Tuesday 29 July 2014

China’s Corruption Problem: Much Bigger than Corruption

Chinese President Hu and other leaders applaud as they watch celebrations to mark 60th anniversary of founding of People's Republic of China, in central Beijing

 

 

 

 

 

 

 

As a follow-up to our analysis on Xi Jinping’s anti-corruption campaign, we wanted to figure out where people direct blame for corruption. Corruption has long been a hotspot for weibo discussion, and unlike many other critical public agendas that might be censored, the issue on the table – anyone is free to make comments or to simply let off steam. Many influential scholars and “Big V” posters on weibo have tried to dig into the reasons behind the widespread corruption.

We found that conversation spikes generally happen around three types of events: when government officials make high-profile speeches, which often invite skeptical and sarcastic comments; when popular opinion leaders analyze the problem, and their views resonate with netizens; and lastly, when nasty corruption scandals get exposed online. Within our collection of Weibo posts running from late 2011 to September 2013, we found that people identified three fundamental causes for corruption: lack of rule of law and public supervision, dysfunction of the CCP, and the structure of bureaucracy.

● **EXERCISE 1**
In the rows, swap "y-tick-label" for "y-tick-text" in everything from the line containing "- y-tick-label: 200 €: [17, 302, 45, 314]" down to the line containing "- series-line-sackware[interactable]: [59, 84, 1132, 197]". Return only those lines, with nothing else changed.

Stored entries
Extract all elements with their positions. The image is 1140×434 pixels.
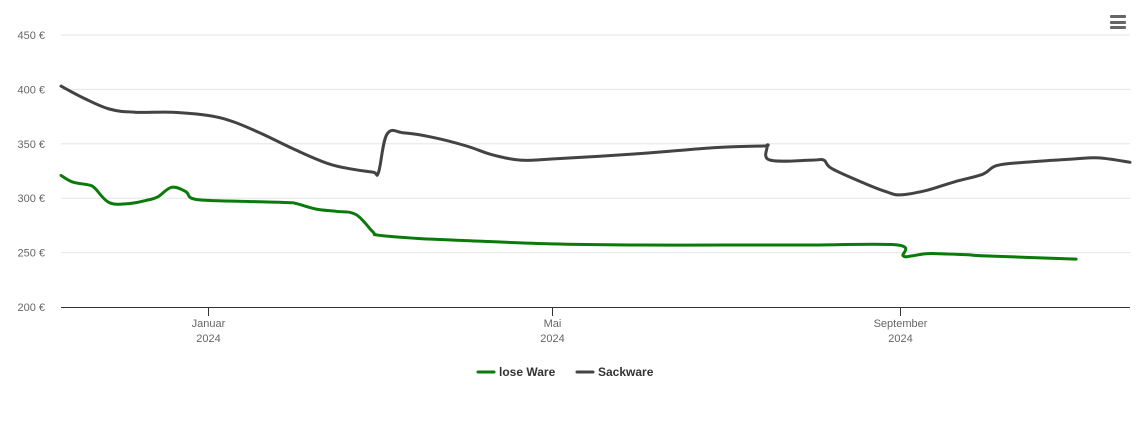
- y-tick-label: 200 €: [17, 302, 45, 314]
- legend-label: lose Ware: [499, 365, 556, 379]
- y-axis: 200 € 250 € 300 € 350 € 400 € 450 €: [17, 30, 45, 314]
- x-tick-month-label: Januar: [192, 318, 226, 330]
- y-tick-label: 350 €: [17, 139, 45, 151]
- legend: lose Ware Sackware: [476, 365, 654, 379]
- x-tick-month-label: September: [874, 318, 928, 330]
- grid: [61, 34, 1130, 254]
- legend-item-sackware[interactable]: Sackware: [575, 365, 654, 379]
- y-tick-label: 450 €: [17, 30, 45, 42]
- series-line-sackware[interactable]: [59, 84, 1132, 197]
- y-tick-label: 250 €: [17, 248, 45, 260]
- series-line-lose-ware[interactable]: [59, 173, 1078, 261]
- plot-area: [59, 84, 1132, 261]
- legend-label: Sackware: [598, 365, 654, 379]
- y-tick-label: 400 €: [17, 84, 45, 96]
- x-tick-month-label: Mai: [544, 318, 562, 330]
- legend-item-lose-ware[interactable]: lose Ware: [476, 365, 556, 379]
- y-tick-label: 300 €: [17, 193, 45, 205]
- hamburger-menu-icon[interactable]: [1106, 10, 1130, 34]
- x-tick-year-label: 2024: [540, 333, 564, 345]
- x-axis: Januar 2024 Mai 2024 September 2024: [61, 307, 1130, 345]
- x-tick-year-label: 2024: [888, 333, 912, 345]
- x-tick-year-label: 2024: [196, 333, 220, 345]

● **EXERCISE 2**
From the piece on corruption in China, write out everything from "We found that conversation" down to "structure of bureaucracy." word for word.

● **TASK OUTPUT 1**
- y-tick-text: 200 €: [17, 302, 45, 314]
- legend-label: lose Ware: [499, 365, 556, 379]
- y-axis: 200 € 250 € 300 € 350 € 400 € 450 €: [17, 30, 45, 314]
- x-tick-month-label: Januar: [192, 318, 226, 330]
- y-tick-text: 350 €: [17, 139, 45, 151]
- legend: lose Ware Sackware: [476, 365, 654, 379]
- x-tick-month-label: September: [874, 318, 928, 330]
- grid: [61, 34, 1130, 254]
- legend-item-sackware[interactable]: Sackware: [575, 365, 654, 379]
- y-tick-text: 450 €: [17, 30, 45, 42]
- series-line-sackware[interactable]: [59, 84, 1132, 197]

● **TASK OUTPUT 2**
We found that conversation spikes generally happen around three types of events: when government officials make high-profile speeches, which often invite skeptical and sarcastic comments; when popular opinion leaders analyze the problem, and their views resonate with netizens; and lastly, when nasty corruption scandals get exposed online. Within our collection of Weibo posts running from late 2011 to September 2013, we found that people identified three fundamental causes for corruption: lack of rule of law and public supervision, dysfunction of the CCP, and the structure of bureaucracy.